» Goal
Count every line in the entries that follow where the word "Plumbagin" appears, then state only the total.

____ Records supplied

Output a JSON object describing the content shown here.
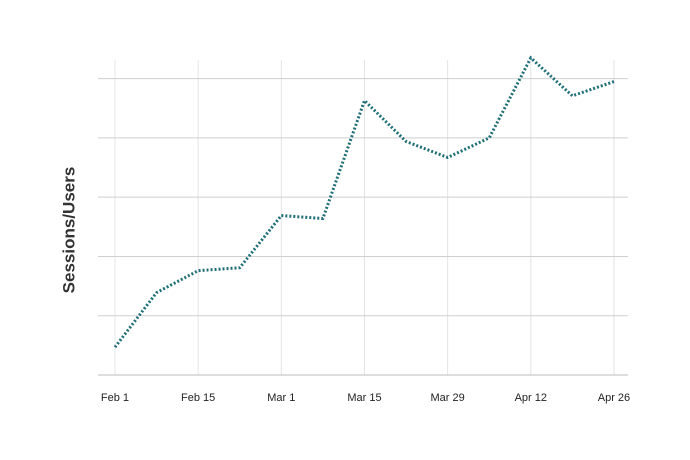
{
  "chart_data": {
    "type": "line",
    "y_label": "Sessions/Users",
    "categories": [
      "Feb 1",
      null,
      "Feb 15",
      null,
      "Mar 1",
      null,
      "Mar 15",
      null,
      "Mar 29",
      null,
      "Apr 12",
      null,
      "Apr 26"
    ],
    "values": [
      0.47,
      1.39,
      1.76,
      1.81,
      2.69,
      2.64,
      4.63,
      3.94,
      3.67,
      4.0,
      5.35,
      4.71,
      4.95
    ],
    "color": "#1f6f78",
    "line_style": "dotted",
    "ylim": [
      0,
      5.5
    ],
    "yticks": [
      0,
      1,
      2,
      3,
      4,
      5
    ],
    "grid": true
  }
}
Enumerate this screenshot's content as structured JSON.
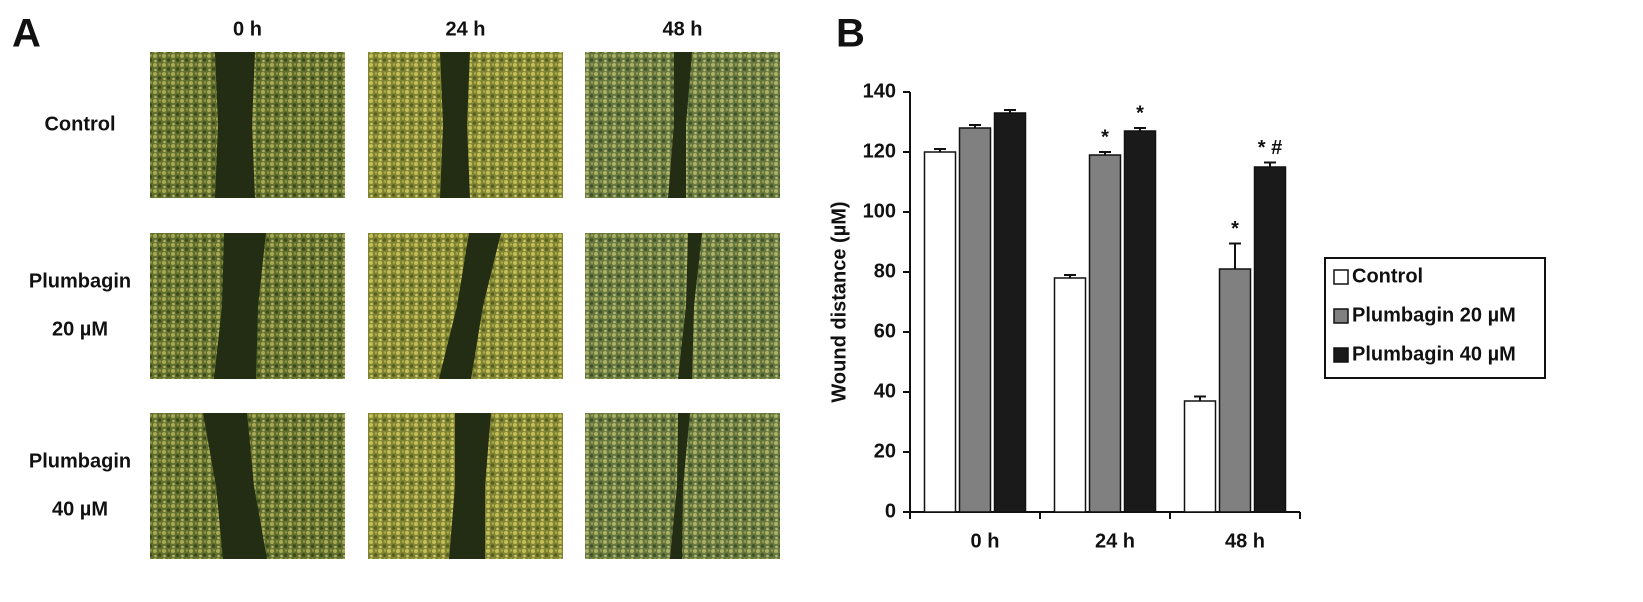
{
  "panel_a": {
    "label": "A",
    "columns": [
      "0 h",
      "24 h",
      "48 h"
    ],
    "rows": [
      {
        "label": [
          "Control"
        ]
      },
      {
        "label": [
          "Plumbagin",
          "20 µM"
        ]
      },
      {
        "label": [
          "Plumbagin",
          "40 µM"
        ]
      }
    ]
  },
  "chart_data": {
    "type": "bar",
    "label": "B",
    "ylabel": "Wound distance (µM)",
    "categories": [
      "0 h",
      "24 h",
      "48 h"
    ],
    "ylim": [
      0,
      140
    ],
    "yticks": [
      0,
      20,
      40,
      60,
      80,
      100,
      120,
      140
    ],
    "series": [
      {
        "name": "Control",
        "color": "#ffffff",
        "values": [
          120,
          78,
          37
        ],
        "errors": [
          1,
          1,
          1.5
        ],
        "annotations": [
          null,
          null,
          null
        ]
      },
      {
        "name": "Plumbagin 20 µM",
        "color": "#808080",
        "values": [
          128,
          119,
          81
        ],
        "errors": [
          1,
          1,
          8.5
        ],
        "annotations": [
          null,
          "*",
          "*"
        ]
      },
      {
        "name": "Plumbagin 40 µM",
        "color": "#1a1a1a",
        "values": [
          133,
          127,
          115
        ],
        "errors": [
          1,
          1,
          1.5
        ],
        "annotations": [
          null,
          "*",
          "* #"
        ]
      }
    ],
    "legend": "right"
  }
}
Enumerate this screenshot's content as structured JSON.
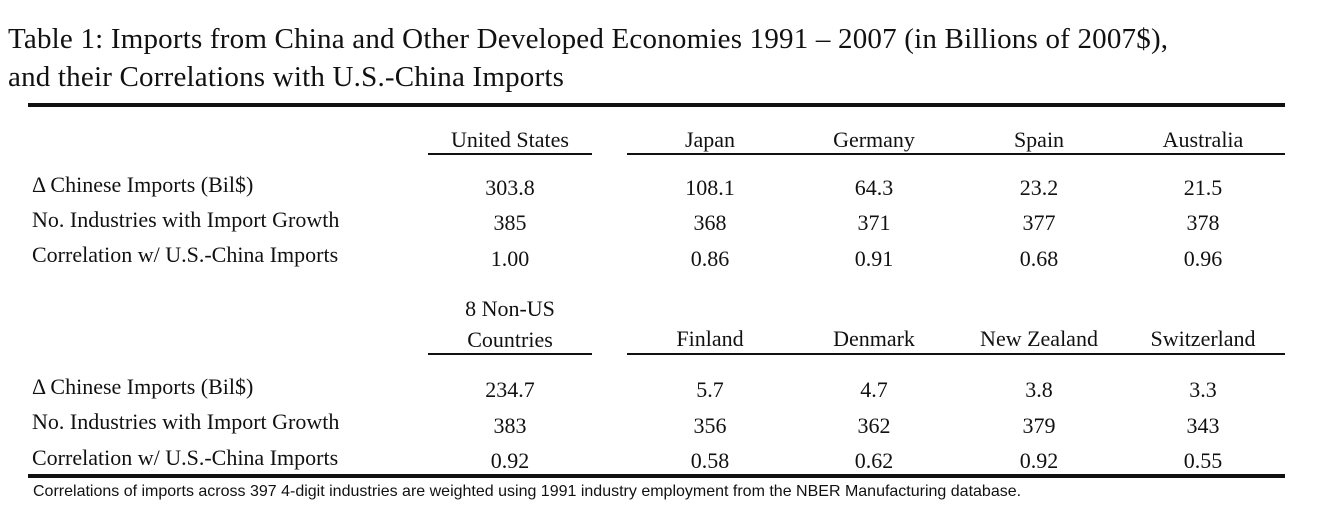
{
  "caption": {
    "line1": "Table 1:  Imports from China and Other Developed Economies 1991 – 2007 (in Billions of 2007$),",
    "line2": "and their Correlations with U.S.-China Imports"
  },
  "panel1": {
    "headers": [
      "United States",
      "Japan",
      "Germany",
      "Spain",
      "Australia"
    ],
    "rows": [
      {
        "label": "Δ Chinese Imports (Bil$)",
        "values": [
          "303.8",
          "108.1",
          "64.3",
          "23.2",
          "21.5"
        ]
      },
      {
        "label": "No. Industries with Import Growth",
        "values": [
          "385",
          "368",
          "371",
          "377",
          "378"
        ]
      },
      {
        "label": "Correlation w/ U.S.-China Imports",
        "values": [
          "1.00",
          "0.86",
          "0.91",
          "0.68",
          "0.96"
        ]
      }
    ]
  },
  "panel2": {
    "headers": [
      "8 Non-US Countries",
      "Finland",
      "Denmark",
      "New Zealand",
      "Switzerland"
    ],
    "header_first_line1": "8 Non-US",
    "header_first_line2": "Countries",
    "rows": [
      {
        "label": "Δ Chinese Imports (Bil$)",
        "values": [
          "234.7",
          "5.7",
          "4.7",
          "3.8",
          "3.3"
        ]
      },
      {
        "label": "No. Industries with Import Growth",
        "values": [
          "383",
          "356",
          "362",
          "379",
          "343"
        ]
      },
      {
        "label": "Correlation w/ U.S.-China Imports",
        "values": [
          "0.92",
          "0.58",
          "0.62",
          "0.92",
          "0.55"
        ]
      }
    ]
  },
  "note": "Correlations of imports across 397 4-digit industries are weighted using 1991 industry employment from the NBER Manufacturing database."
}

________

» Result of this exercise
4